Repeat the whole listing below, word for word.

++++++

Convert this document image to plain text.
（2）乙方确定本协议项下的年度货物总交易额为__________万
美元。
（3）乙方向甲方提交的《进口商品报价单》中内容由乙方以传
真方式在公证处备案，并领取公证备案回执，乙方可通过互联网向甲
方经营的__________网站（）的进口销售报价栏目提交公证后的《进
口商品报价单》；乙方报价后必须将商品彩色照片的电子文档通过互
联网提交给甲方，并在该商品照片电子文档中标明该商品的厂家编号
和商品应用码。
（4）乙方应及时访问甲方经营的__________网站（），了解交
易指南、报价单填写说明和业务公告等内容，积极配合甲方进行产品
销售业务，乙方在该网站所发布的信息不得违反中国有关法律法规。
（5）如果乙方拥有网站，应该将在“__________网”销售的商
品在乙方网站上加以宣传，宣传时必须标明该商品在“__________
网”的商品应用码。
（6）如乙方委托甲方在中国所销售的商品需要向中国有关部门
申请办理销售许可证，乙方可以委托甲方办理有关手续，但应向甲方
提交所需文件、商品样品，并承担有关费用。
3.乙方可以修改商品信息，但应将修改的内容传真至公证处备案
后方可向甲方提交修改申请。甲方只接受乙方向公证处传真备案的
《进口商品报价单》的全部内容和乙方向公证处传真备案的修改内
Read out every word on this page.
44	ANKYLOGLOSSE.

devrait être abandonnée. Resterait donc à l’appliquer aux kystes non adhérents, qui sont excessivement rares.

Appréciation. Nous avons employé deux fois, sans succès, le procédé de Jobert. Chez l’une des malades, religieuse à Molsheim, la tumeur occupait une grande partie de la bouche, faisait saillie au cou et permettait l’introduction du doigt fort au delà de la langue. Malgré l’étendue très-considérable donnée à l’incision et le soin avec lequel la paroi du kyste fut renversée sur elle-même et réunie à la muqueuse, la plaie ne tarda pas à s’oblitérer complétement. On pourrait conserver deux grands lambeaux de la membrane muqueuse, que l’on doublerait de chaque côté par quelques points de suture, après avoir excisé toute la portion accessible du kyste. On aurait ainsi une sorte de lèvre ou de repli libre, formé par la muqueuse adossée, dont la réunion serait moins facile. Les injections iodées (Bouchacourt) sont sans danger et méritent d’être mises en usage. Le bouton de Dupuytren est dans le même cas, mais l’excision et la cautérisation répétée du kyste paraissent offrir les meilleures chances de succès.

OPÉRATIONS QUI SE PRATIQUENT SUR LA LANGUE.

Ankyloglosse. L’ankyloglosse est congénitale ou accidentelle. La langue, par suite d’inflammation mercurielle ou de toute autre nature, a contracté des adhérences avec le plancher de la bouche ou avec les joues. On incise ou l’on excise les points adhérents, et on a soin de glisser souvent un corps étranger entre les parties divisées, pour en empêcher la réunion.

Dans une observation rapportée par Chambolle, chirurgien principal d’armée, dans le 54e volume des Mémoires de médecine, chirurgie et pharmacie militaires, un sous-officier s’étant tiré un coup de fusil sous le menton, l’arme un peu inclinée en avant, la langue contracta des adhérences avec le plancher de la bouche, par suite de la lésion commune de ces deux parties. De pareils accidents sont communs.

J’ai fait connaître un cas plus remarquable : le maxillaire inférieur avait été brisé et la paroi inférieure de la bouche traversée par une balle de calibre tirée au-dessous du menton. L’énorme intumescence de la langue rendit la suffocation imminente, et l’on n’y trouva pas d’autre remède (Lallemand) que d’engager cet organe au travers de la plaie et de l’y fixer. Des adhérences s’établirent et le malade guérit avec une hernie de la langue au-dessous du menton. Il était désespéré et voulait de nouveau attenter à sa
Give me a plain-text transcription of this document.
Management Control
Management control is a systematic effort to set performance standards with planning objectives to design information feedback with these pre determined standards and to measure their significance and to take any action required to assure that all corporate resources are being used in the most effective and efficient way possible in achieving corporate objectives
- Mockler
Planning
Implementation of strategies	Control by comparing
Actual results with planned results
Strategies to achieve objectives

++++++

→ **Task result**
Convert this document image to plain text.
（2）乙方确定本协议项下的年度货物总交易额为__________万
美元。
（3）乙方向甲方提交的《进口商品报价单》中内容由乙方以传
真方式在公证处备案，并领取公证备案回执，乙方可通过互联网向甲
方经营的__________网站（）的进口销售报价栏目提交公证后的《进
口商品报价单》；乙方报价后必须将商品彩色照片的电子文档通过互
联网提交给甲方，并在该商品照片电子文档中标明该商品的厂家编号
和商品应用码。
（4）乙方应及时访问甲方经营的__________网站（），了解交
易指南、报价单填写说明和业务公告等内容，积极配合甲方进行产品
销售业务，乙方在该网站所发布的信息不得违反中国有关法律法规。
（5）如果乙方拥有网站，应该将在“__________网”销售的商
品在乙方网站上加以宣传，宣传时必须标明该商品在“__________
网”的商品应用码。
（6）如乙方委托甲方在中国所销售的商品需要向中国有关部门
申请办理销售许可证，乙方可以委托甲方办理有关手续，但应向甲方
提交所需文件、商品样品，并承担有关费用。
3.乙方可以修改商品信息，但应将修改的内容传真至公证处备案
后方可向甲方提交修改申请。甲方只接受乙方向公证处传真备案的
《进口商品报价单》的全部内容和乙方向公证处传真备案的修改内
Read out every word on this page.
44	ANKYLOGLOSSE.

devrait être abandonnée. Resterait donc à l’appliquer aux kystes non adhérents, qui sont excessivement rares.

Appréciation. Nous avons employé deux fois, sans succès, le procédé de Jobert. Chez l’une des malades, religieuse à Molsheim, la tumeur occupait une grande partie de la bouche, faisait saillie au cou et permettait l’introduction du doigt fort au delà de la langue. Malgré l’étendue très-considérable donnée à l’incision et le soin avec lequel la paroi du kyste fut renversée sur elle-même et réunie à la muqueuse, la plaie ne tarda pas à s’oblitérer complétement. On pourrait conserver deux grands lambeaux de la membrane muqueuse, que l’on doublerait de chaque côté par quelques points de suture, après avoir excisé toute la portion accessible du kyste. On aurait ainsi une sorte de lèvre ou de repli libre, formé par la muqueuse adossée, dont la réunion serait moins facile. Les injections iodées (Bouchacourt) sont sans danger et méritent d’être mises en usage. Le bouton de Dupuytren est dans le même cas, mais l’excision et la cautérisation répétée du kyste paraissent offrir les meilleures chances de succès.

OPÉRATIONS QUI SE PRATIQUENT SUR LA LANGUE.

Ankyloglosse. L’ankyloglosse est congénitale ou accidentelle. La langue, par suite d’inflammation mercurielle ou de toute autre nature, a contracté des adhérences avec le plancher de la bouche ou avec les joues. On incise ou l’on excise les points adhérents, et on a soin de glisser souvent un corps étranger entre les parties divisées, pour en empêcher la réunion.

Dans une observation rapportée par Chambolle, chirurgien principal d’armée, dans le 54e volume des Mémoires de médecine, chirurgie et pharmacie militaires, un sous-officier s’étant tiré un coup de fusil sous le menton, l’arme un peu inclinée en avant, la langue contracta des adhérences avec le plancher de la bouche, par suite de la lésion commune de ces deux parties. De pareils accidents sont communs.

J’ai fait connaître un cas plus remarquable : le maxillaire inférieur avait été brisé et la paroi inférieure de la bouche traversée par une balle de calibre tirée au-dessous du menton. L’énorme intumescence de la langue rendit la suffocation imminente, et l’on n’y trouva pas d’autre remède (Lallemand) que d’engager cet organe au travers de la plaie et de l’y fixer. Des adhérences s’établirent et le malade guérit avec une hernie de la langue au-dessous du menton. Il était désespéré et voulait de nouveau attenter à sa
Give me a plain-text transcription of this document.
Management Control
Management control is a systematic effort to set performance standards with planning objectives to design information feedback with these pre determined standards and to measure their significance and to take any action required to assure that all corporate resources are being used in the most effective and efficient way possible in achieving corporate objectives
- Mockler
Planning
Implementation of strategies	Control by comparing
Actual results with planned results
Strategies to achieve objectives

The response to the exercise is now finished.